■ The exercise: Reproduce each of the following lines without any change.

Records from a dataset:
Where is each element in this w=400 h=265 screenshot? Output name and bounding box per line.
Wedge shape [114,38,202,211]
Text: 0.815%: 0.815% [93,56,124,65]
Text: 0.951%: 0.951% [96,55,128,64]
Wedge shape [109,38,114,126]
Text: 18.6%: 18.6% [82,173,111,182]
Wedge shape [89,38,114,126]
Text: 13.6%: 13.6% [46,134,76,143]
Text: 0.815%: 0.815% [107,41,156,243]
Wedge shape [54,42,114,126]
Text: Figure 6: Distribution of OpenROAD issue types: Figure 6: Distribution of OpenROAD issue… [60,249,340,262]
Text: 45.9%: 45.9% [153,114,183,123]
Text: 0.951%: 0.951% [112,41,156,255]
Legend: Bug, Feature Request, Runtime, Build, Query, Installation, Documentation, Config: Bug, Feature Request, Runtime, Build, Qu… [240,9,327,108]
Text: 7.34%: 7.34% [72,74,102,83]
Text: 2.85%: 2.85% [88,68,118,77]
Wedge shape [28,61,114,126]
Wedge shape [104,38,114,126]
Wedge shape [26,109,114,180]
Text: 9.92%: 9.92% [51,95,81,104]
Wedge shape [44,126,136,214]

■ Solution to the exercise:
Where is each element in this w=400 h=265 screenshot? Output name and bounding box per line.
Wedge shape [114,38,202,211]
Text: 0.815%: 0.815% [93,56,124,65]
Text: 0.951%: 0.951% [96,55,128,64]
Wedge shape [109,38,114,126]
Text: 18.6%: 18.6% [82,173,111,182]
Wedge shape [89,38,114,126]
Text: 13.6%: 13.6% [46,134,76,143]
Text: 0.815%: 0.815% [107,41,156,243]
Wedge shape [54,42,114,126]
Text: Figure 6: Distribution of OpenROAD issue types: Figure 6: Distribution of OpenROAD issue… [60,249,340,262]
Text: 45.9%: 45.9% [153,114,183,123]
Text: 0.951%: 0.951% [112,41,156,255]
Legend: Bug, Feature Request, Runtime, Build, Query, Installation, Documentation, Config: Bug, Feature Request, Runtime, Build, Qu… [240,9,327,108]
Text: 7.34%: 7.34% [72,74,102,83]
Text: 2.85%: 2.85% [88,68,118,77]
Wedge shape [28,61,114,126]
Wedge shape [104,38,114,126]
Wedge shape [26,109,114,180]
Text: 9.92%: 9.92% [51,95,81,104]
Wedge shape [44,126,136,214]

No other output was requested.